Go through the lines below. Copy those with "title".
+++
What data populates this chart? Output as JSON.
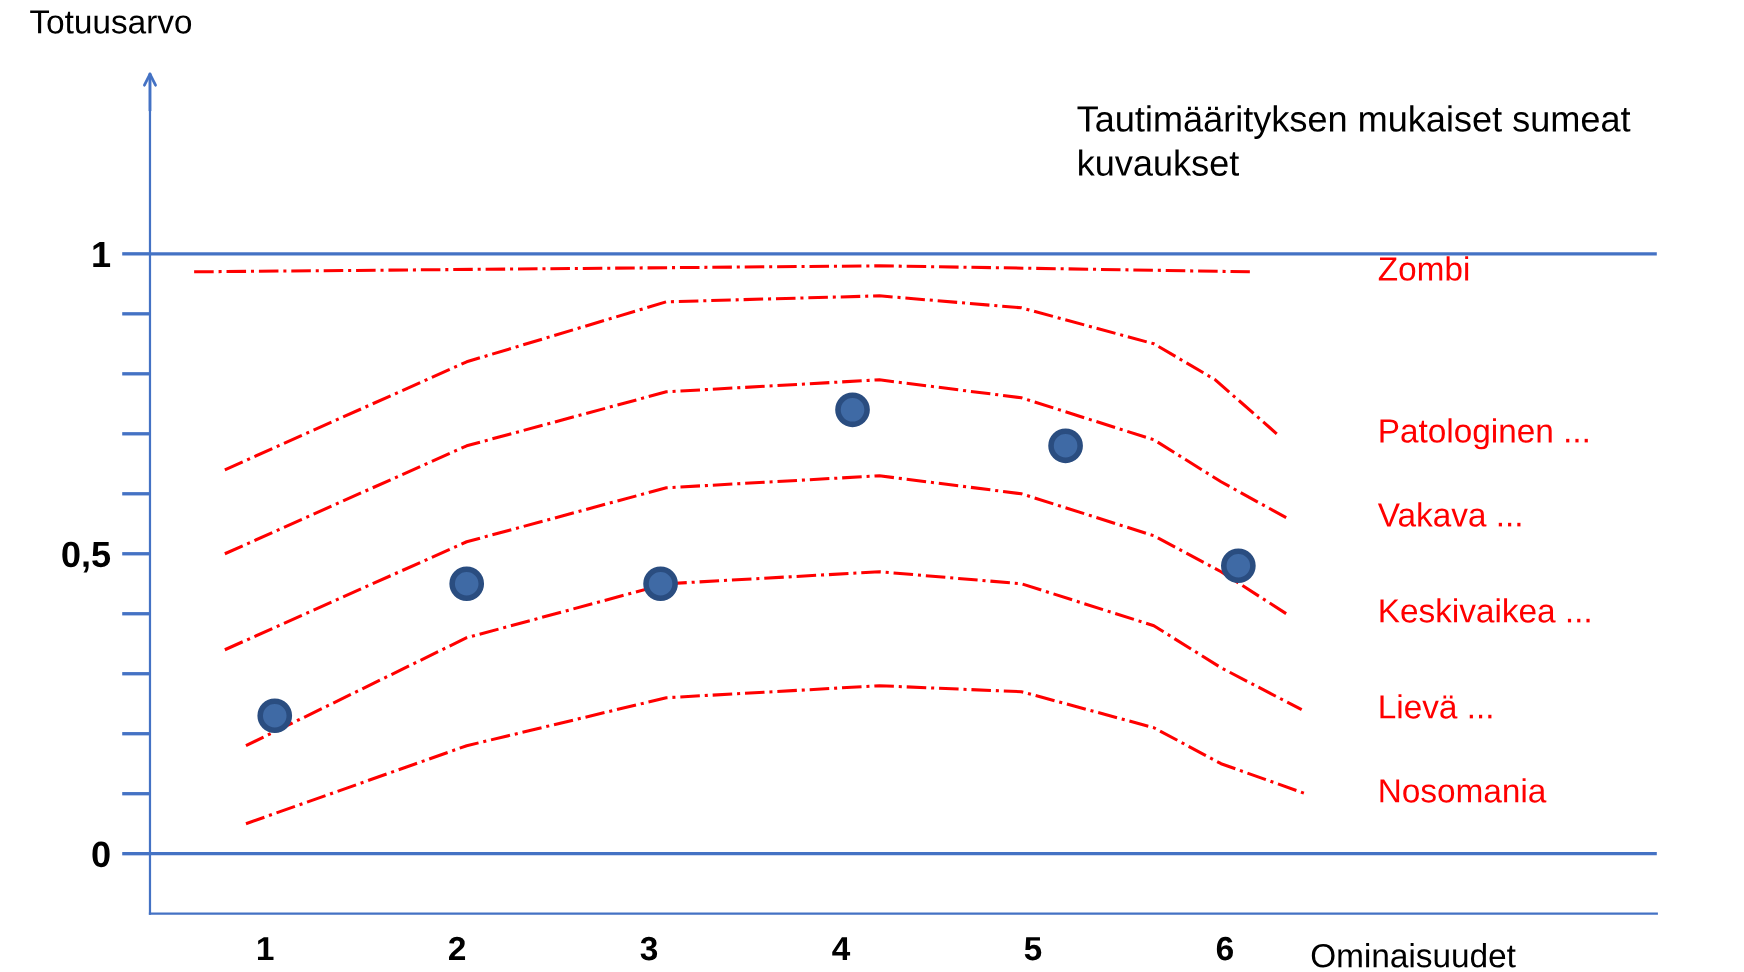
{
  "chart_data": {
    "type": "line",
    "title": "Tautimäärityksen mukaiset sumeat kuvaukset",
    "xlabel": "Ominaisuudet",
    "ylabel": "Totuusarvo",
    "xlim": [
      0.4,
      8.25
    ],
    "xticks": [
      1,
      2,
      3,
      4,
      5,
      6
    ],
    "ylim": [
      -0.1,
      1.3
    ],
    "yticks": [
      {
        "value": 0,
        "label": "0"
      },
      {
        "value": 0.1,
        "label": null
      },
      {
        "value": 0.2,
        "label": null
      },
      {
        "value": 0.3,
        "label": null
      },
      {
        "value": 0.4,
        "label": null
      },
      {
        "value": 0.5,
        "label": "0,5"
      },
      {
        "value": 0.6,
        "label": null
      },
      {
        "value": 0.7,
        "label": null
      },
      {
        "value": 0.8,
        "label": null
      },
      {
        "value": 0.9,
        "label": null
      },
      {
        "value": 1,
        "label": "1"
      }
    ],
    "grid": false,
    "line_style": "dashdot",
    "ref_lines": [
      {
        "axis": "y",
        "value": 1,
        "color": "#4472c4"
      },
      {
        "axis": "y",
        "value": 0,
        "color": "#4472c4"
      }
    ],
    "series": [
      {
        "name": "Zombi",
        "color": "#ff0000",
        "x": [
          0.63,
          4.2,
          6.13
        ],
        "values": [
          0.97,
          0.98,
          0.97
        ]
      },
      {
        "name": "Patologinen ...",
        "color": "#ff0000",
        "x": [
          0.79,
          2.05,
          3.09,
          4.2,
          4.94,
          5.63,
          5.95,
          6.27
        ],
        "values": [
          0.64,
          0.82,
          0.92,
          0.93,
          0.91,
          0.85,
          0.79,
          0.7
        ]
      },
      {
        "name": "Vakava ...",
        "color": "#ff0000",
        "x": [
          0.79,
          2.05,
          3.09,
          4.2,
          4.94,
          5.63,
          5.98,
          6.32
        ],
        "values": [
          0.5,
          0.68,
          0.77,
          0.79,
          0.76,
          0.69,
          0.62,
          0.56
        ]
      },
      {
        "name": "Keskivaikea ...",
        "color": "#ff0000",
        "x": [
          0.79,
          2.05,
          3.09,
          4.2,
          4.94,
          5.63,
          5.98,
          6.32
        ],
        "values": [
          0.34,
          0.52,
          0.61,
          0.63,
          0.6,
          0.53,
          0.47,
          0.4
        ]
      },
      {
        "name": "Lievä ...",
        "color": "#ff0000",
        "x": [
          0.9,
          2.05,
          3.09,
          4.2,
          4.94,
          5.63,
          5.98,
          6.4
        ],
        "values": [
          0.18,
          0.36,
          0.45,
          0.47,
          0.45,
          0.38,
          0.31,
          0.24
        ]
      },
      {
        "name": "Nosomania",
        "color": "#ff0000",
        "x": [
          0.9,
          2.05,
          3.09,
          4.2,
          4.94,
          5.63,
          5.98,
          6.42
        ],
        "values": [
          0.05,
          0.18,
          0.26,
          0.28,
          0.27,
          0.21,
          0.15,
          0.1
        ]
      },
      {
        "type": "scatter",
        "color": "#3f6aa5",
        "marker": "circle",
        "x": [
          1.05,
          2.05,
          3.06,
          4.06,
          5.17,
          6.07
        ],
        "values": [
          0.23,
          0.45,
          0.45,
          0.74,
          0.68,
          0.48
        ]
      }
    ]
  }
}
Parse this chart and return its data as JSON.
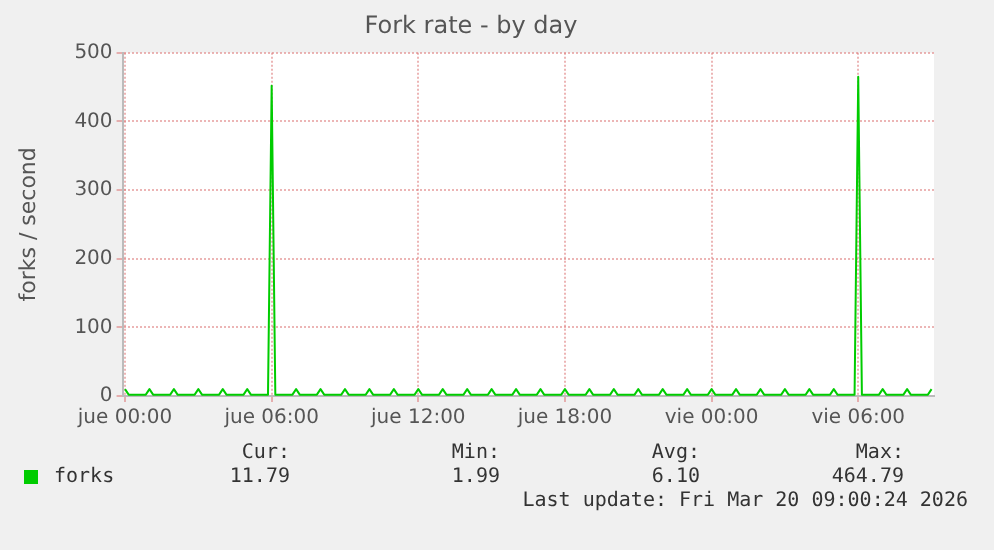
{
  "chart_data": {
    "type": "line",
    "title": "Fork rate - by day",
    "ylabel": "forks / second",
    "x": [
      "2026-03-19T00:00",
      "2026-03-19T00:09",
      "2026-03-19T00:51",
      "2026-03-19T01:00",
      "2026-03-19T01:09",
      "2026-03-19T01:51",
      "2026-03-19T02:00",
      "2026-03-19T02:09",
      "2026-03-19T02:51",
      "2026-03-19T03:00",
      "2026-03-19T03:09",
      "2026-03-19T03:51",
      "2026-03-19T04:00",
      "2026-03-19T04:09",
      "2026-03-19T04:51",
      "2026-03-19T05:00",
      "2026-03-19T05:09",
      "2026-03-19T05:51",
      "2026-03-19T06:00",
      "2026-03-19T06:09",
      "2026-03-19T06:51",
      "2026-03-19T07:00",
      "2026-03-19T07:09",
      "2026-03-19T07:51",
      "2026-03-19T08:00",
      "2026-03-19T08:09",
      "2026-03-19T08:51",
      "2026-03-19T09:00",
      "2026-03-19T09:09",
      "2026-03-19T09:51",
      "2026-03-19T10:00",
      "2026-03-19T10:09",
      "2026-03-19T10:51",
      "2026-03-19T11:00",
      "2026-03-19T11:09",
      "2026-03-19T11:51",
      "2026-03-19T12:00",
      "2026-03-19T12:09",
      "2026-03-19T12:51",
      "2026-03-19T13:00",
      "2026-03-19T13:09",
      "2026-03-19T13:51",
      "2026-03-19T14:00",
      "2026-03-19T14:09",
      "2026-03-19T14:51",
      "2026-03-19T15:00",
      "2026-03-19T15:09",
      "2026-03-19T15:51",
      "2026-03-19T16:00",
      "2026-03-19T16:09",
      "2026-03-19T16:51",
      "2026-03-19T17:00",
      "2026-03-19T17:09",
      "2026-03-19T17:51",
      "2026-03-19T18:00",
      "2026-03-19T18:09",
      "2026-03-19T18:51",
      "2026-03-19T19:00",
      "2026-03-19T19:09",
      "2026-03-19T19:51",
      "2026-03-19T20:00",
      "2026-03-19T20:09",
      "2026-03-19T20:51",
      "2026-03-19T21:00",
      "2026-03-19T21:09",
      "2026-03-19T21:51",
      "2026-03-19T22:00",
      "2026-03-19T22:09",
      "2026-03-19T22:51",
      "2026-03-19T23:00",
      "2026-03-19T23:09",
      "2026-03-19T23:51",
      "2026-03-20T00:00",
      "2026-03-20T00:09",
      "2026-03-20T00:51",
      "2026-03-20T01:00",
      "2026-03-20T01:09",
      "2026-03-20T01:51",
      "2026-03-20T02:00",
      "2026-03-20T02:09",
      "2026-03-20T02:51",
      "2026-03-20T03:00",
      "2026-03-20T03:09",
      "2026-03-20T03:51",
      "2026-03-20T04:00",
      "2026-03-20T04:09",
      "2026-03-20T04:51",
      "2026-03-20T05:00",
      "2026-03-20T05:09",
      "2026-03-20T05:51",
      "2026-03-20T06:00",
      "2026-03-20T06:09",
      "2026-03-20T06:51",
      "2026-03-20T07:00",
      "2026-03-20T07:09",
      "2026-03-20T07:51",
      "2026-03-20T08:00",
      "2026-03-20T08:09",
      "2026-03-20T08:51",
      "2026-03-20T09:00"
    ],
    "xlim": [
      "2026-03-18T23:54",
      "2026-03-20T09:06"
    ],
    "xticks": [
      {
        "value": "2026-03-19T00:00",
        "label": "jue 00:00"
      },
      {
        "value": "2026-03-19T06:00",
        "label": "jue 06:00"
      },
      {
        "value": "2026-03-19T12:00",
        "label": "jue 12:00"
      },
      {
        "value": "2026-03-19T18:00",
        "label": "jue 18:00"
      },
      {
        "value": "2026-03-20T00:00",
        "label": "vie 00:00"
      },
      {
        "value": "2026-03-20T06:00",
        "label": "vie 06:00"
      }
    ],
    "ylim": [
      0,
      500
    ],
    "yticks": [
      0,
      100,
      200,
      300,
      400,
      500
    ],
    "grid": true,
    "legend": "bottom left",
    "marker": "none",
    "series": [
      {
        "name": "forks",
        "color": "#00cc00",
        "values": [
          10,
          2,
          2,
          10,
          2,
          2,
          10,
          2,
          2,
          10,
          2,
          2,
          10,
          2,
          2,
          10,
          2,
          2,
          452,
          2,
          2,
          10,
          2,
          2,
          10,
          2,
          2,
          10,
          2,
          2,
          10,
          2,
          2,
          10,
          2,
          2,
          10,
          2,
          2,
          10,
          2,
          2,
          10,
          2,
          2,
          10,
          2,
          2,
          10,
          2,
          2,
          10,
          2,
          2,
          10,
          2,
          2,
          10,
          2,
          2,
          10,
          2,
          2,
          10,
          2,
          2,
          10,
          2,
          2,
          10,
          2,
          2,
          10,
          2,
          2,
          10,
          2,
          2,
          10,
          2,
          2,
          10,
          2,
          2,
          10,
          2,
          2,
          10,
          2,
          2,
          465,
          2,
          2,
          10,
          2,
          2,
          10,
          2,
          2,
          10
        ]
      }
    ],
    "annotations": [
      "Cur:",
      "Min:",
      "Avg:",
      "Max:",
      "11.79",
      "1.99",
      "6.10",
      "464.79",
      "Last update: Fri Mar 20 09:00:24 2026"
    ]
  }
}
+++
## [CORRECT RESULT]
    "title": "Tautimäärityksen mukaiset sumeat kuvaukset",
    "title": "Fork rate - by day",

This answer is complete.